> **Exercise brief**:
Print the listing below exactly.

<<<<

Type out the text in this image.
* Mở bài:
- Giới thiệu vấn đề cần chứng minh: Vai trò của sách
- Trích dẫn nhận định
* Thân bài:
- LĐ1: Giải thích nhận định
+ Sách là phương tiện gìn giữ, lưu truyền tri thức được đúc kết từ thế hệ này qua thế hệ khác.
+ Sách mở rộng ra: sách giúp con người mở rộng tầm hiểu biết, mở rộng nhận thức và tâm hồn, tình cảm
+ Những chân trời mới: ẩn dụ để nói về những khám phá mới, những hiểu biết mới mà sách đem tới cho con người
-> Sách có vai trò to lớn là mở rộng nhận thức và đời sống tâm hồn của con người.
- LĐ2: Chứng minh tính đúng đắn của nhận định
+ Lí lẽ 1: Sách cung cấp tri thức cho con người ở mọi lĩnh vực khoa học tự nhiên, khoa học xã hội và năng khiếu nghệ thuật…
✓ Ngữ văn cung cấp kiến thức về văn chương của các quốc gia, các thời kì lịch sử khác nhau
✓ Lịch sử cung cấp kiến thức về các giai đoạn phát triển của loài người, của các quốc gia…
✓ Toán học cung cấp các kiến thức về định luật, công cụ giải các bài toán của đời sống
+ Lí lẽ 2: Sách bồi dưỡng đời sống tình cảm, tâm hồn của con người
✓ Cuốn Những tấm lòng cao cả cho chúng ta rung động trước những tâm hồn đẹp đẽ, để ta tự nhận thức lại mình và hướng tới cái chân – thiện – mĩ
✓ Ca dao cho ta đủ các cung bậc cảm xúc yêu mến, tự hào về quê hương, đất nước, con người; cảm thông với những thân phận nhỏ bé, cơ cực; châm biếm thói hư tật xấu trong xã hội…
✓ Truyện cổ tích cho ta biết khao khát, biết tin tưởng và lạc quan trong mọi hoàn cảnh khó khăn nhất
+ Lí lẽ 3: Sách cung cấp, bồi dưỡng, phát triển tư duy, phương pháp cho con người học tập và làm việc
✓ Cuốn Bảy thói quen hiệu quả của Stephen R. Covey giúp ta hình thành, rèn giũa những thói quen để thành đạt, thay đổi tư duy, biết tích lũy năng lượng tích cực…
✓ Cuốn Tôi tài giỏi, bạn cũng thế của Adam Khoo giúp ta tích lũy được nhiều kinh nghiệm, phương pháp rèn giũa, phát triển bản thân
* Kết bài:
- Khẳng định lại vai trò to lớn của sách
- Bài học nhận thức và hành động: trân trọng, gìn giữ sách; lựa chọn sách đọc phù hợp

>>>>

> **Exercise solution**:
Type out the text in this image.
* Mở bài:
- Giới thiệu vấn đề cần chứng minh: Vai trò của sách
- Trích dẫn nhận định
* Thân bài:
- LĐ1: Giải thích nhận định
+ Sách là phương tiện gìn giữ, lưu truyền tri thức được đúc kết từ thế hệ này qua thế hệ khác.
+ Sách mở rộng ra: sách giúp con người mở rộng tầm hiểu biết, mở rộng nhận thức và tâm hồn, tình cảm
+ Những chân trời mới: ẩn dụ để nói về những khám phá mới, những hiểu biết mới mà sách đem tới cho con người
-> Sách có vai trò to lớn là mở rộng nhận thức và đời sống tâm hồn của con người.
- LĐ2: Chứng minh tính đúng đắn của nhận định
+ Lí lẽ 1: Sách cung cấp tri thức cho con người ở mọi lĩnh vực khoa học tự nhiên, khoa học xã hội và năng khiếu nghệ thuật…
✓ Ngữ văn cung cấp kiến thức về văn chương của các quốc gia, các thời kì lịch sử khác nhau
✓ Lịch sử cung cấp kiến thức về các giai đoạn phát triển của loài người, của các quốc gia…
✓ Toán học cung cấp các kiến thức về định luật, công cụ giải các bài toán của đời sống
+ Lí lẽ 2: Sách bồi dưỡng đời sống tình cảm, tâm hồn của con người
✓ Cuốn Những tấm lòng cao cả cho chúng ta rung động trước những tâm hồn đẹp đẽ, để ta tự nhận thức lại mình và hướng tới cái chân – thiện – mĩ
✓ Ca dao cho ta đủ các cung bậc cảm xúc yêu mến, tự hào về quê hương, đất nước, con người; cảm thông với những thân phận nhỏ bé, cơ cực; châm biếm thói hư tật xấu trong xã hội…
✓ Truyện cổ tích cho ta biết khao khát, biết tin tưởng và lạc quan trong mọi hoàn cảnh khó khăn nhất
+ Lí lẽ 3: Sách cung cấp, bồi dưỡng, phát triển tư duy, phương pháp cho con người học tập và làm việc
✓ Cuốn Bảy thói quen hiệu quả của Stephen R. Covey giúp ta hình thành, rèn giũa những thói quen để thành đạt, thay đổi tư duy, biết tích lũy năng lượng tích cực…
✓ Cuốn Tôi tài giỏi, bạn cũng thế của Adam Khoo giúp ta tích lũy được nhiều kinh nghiệm, phương pháp rèn giũa, phát triển bản thân
* Kết bài:
- Khẳng định lại vai trò to lớn của sách
- Bài học nhận thức và hành động: trân trọng, gìn giữ sách; lựa chọn sách đọc phù hợp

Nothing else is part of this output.